• TASK TO COMPLETE:
Report the count of lines below in which the string "Lacerta" occurs; include nothing else.

• PROVIDED RECORDS:
+++
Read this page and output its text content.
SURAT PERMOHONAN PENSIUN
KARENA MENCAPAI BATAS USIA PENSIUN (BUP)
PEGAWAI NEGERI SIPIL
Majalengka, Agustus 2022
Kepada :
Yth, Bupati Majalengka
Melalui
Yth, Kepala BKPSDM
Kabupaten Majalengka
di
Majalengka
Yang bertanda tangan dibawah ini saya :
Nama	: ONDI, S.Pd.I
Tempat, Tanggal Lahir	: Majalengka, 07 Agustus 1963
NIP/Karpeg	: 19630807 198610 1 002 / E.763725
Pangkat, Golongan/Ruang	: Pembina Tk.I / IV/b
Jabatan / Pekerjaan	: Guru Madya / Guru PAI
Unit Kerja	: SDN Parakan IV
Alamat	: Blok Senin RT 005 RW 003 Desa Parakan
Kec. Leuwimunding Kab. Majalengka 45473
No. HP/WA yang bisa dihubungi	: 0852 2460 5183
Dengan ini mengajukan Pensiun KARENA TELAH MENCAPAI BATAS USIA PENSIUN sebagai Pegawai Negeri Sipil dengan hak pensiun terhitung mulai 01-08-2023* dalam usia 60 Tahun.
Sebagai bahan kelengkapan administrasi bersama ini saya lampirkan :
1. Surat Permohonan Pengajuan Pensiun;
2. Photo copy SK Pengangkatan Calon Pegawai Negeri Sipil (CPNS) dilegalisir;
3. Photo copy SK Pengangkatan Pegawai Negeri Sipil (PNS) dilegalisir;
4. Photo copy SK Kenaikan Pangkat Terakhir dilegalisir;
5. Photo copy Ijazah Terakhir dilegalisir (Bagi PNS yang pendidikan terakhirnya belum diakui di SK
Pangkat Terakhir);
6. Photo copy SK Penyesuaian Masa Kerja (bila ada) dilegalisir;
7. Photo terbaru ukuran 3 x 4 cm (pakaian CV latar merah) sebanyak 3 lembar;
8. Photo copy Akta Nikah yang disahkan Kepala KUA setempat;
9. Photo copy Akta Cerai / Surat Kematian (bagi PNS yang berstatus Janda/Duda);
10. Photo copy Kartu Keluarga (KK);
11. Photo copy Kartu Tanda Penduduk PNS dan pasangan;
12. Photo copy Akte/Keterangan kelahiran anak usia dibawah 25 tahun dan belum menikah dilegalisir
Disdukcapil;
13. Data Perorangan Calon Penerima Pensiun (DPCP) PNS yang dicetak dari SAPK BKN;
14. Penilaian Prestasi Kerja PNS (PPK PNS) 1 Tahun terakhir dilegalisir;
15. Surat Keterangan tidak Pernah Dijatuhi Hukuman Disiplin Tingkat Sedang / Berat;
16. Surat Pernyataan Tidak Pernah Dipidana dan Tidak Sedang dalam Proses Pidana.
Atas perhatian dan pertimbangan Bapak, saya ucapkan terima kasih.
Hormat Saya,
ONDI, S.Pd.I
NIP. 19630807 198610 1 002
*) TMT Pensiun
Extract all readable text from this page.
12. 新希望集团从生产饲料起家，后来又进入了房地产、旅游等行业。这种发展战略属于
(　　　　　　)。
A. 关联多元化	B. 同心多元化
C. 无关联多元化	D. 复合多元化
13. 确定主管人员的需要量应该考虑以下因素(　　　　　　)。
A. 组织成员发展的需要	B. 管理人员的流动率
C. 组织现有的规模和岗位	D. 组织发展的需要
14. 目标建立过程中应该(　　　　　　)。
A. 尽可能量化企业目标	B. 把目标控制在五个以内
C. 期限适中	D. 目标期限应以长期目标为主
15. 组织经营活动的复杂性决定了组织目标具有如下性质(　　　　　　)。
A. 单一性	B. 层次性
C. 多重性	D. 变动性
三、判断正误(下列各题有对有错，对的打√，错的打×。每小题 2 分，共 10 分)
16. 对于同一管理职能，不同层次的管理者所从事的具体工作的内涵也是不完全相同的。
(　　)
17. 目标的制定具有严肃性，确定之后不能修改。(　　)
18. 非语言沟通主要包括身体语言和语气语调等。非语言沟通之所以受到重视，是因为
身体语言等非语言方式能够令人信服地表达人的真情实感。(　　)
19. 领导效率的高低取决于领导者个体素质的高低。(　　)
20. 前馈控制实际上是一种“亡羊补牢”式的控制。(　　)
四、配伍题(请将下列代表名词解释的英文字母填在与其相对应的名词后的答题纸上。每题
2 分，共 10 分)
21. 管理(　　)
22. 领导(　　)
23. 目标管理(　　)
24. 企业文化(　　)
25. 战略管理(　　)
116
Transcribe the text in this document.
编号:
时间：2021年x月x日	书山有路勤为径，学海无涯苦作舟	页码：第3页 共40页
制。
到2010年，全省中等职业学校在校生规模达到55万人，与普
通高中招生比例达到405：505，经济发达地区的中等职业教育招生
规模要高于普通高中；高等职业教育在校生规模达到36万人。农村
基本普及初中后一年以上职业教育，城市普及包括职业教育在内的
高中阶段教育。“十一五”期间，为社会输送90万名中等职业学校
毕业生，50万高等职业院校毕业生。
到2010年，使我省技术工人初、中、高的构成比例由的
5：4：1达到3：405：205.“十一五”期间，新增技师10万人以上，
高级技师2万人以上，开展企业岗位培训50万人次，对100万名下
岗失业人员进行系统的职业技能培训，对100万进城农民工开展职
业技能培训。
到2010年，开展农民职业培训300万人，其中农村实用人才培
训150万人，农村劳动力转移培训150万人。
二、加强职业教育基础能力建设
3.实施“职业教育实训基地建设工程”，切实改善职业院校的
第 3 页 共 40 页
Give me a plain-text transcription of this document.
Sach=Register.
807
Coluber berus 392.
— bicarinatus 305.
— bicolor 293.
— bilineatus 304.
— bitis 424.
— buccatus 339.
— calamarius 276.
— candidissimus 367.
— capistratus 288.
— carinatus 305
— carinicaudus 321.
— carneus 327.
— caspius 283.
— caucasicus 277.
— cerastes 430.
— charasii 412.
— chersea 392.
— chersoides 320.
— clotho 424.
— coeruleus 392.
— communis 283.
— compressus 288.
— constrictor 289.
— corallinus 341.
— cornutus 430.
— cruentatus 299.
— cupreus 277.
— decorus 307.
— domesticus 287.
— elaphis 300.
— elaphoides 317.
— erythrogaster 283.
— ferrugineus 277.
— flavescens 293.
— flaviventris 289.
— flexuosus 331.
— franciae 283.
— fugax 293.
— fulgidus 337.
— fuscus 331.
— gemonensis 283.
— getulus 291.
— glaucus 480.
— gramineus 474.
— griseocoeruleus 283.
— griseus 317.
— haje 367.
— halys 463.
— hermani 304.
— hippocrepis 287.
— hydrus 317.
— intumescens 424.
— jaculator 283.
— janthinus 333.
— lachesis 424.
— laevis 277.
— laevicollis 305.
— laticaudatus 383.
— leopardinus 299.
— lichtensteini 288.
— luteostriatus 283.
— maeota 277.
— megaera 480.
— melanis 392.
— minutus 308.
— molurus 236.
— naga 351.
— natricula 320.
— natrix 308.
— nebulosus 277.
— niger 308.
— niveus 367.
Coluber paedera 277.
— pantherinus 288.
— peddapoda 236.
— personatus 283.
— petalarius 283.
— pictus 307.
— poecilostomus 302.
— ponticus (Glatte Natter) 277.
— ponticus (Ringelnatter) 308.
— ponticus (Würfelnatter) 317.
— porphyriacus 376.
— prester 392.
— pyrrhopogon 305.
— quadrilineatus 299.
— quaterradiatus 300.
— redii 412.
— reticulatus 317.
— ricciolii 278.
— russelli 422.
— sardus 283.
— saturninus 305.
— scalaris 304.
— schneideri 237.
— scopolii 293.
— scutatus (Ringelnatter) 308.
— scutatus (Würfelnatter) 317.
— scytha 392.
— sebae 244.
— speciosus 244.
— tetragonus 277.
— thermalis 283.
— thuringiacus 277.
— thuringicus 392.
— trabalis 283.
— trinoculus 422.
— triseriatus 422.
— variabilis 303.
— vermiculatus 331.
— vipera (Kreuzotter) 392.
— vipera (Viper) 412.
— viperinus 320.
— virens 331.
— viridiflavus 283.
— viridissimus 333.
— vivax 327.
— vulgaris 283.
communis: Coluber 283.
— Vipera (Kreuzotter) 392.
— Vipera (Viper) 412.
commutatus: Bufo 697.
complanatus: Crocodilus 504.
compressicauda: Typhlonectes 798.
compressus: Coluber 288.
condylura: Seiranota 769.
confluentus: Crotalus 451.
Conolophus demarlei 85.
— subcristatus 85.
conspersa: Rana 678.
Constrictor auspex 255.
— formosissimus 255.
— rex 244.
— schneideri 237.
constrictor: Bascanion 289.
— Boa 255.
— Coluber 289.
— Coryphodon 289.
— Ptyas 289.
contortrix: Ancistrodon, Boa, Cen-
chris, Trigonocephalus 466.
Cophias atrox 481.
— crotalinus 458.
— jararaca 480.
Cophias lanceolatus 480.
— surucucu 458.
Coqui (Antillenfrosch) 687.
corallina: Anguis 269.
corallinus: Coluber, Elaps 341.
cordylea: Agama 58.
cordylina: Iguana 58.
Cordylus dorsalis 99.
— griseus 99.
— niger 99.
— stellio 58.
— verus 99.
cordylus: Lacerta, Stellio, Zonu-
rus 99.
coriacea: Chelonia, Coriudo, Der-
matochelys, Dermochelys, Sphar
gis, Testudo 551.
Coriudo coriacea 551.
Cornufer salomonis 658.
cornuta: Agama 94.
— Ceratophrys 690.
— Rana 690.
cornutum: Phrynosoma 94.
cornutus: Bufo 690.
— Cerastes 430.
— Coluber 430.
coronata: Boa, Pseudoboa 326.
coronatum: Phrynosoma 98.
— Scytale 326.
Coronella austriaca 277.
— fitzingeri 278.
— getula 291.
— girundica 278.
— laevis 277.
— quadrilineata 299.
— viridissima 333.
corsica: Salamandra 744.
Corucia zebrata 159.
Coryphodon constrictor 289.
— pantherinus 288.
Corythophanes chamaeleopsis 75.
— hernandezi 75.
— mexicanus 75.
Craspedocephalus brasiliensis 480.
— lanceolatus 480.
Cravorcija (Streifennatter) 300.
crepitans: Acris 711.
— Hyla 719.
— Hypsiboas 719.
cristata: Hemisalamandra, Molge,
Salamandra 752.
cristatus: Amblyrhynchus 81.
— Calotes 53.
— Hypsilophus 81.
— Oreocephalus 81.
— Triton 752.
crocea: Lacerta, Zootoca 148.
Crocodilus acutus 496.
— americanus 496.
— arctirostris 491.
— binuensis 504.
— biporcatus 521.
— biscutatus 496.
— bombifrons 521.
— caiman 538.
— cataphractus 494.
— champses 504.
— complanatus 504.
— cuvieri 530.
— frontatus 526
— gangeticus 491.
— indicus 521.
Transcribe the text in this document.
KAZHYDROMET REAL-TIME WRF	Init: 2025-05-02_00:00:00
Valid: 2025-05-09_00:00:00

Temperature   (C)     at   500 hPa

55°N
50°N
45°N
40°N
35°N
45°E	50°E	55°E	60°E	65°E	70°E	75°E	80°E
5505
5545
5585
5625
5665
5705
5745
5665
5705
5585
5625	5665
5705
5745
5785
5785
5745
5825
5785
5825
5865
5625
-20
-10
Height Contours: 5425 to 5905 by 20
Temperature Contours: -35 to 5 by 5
+++
• RESPONSE FOR THIS EXERCISE:
2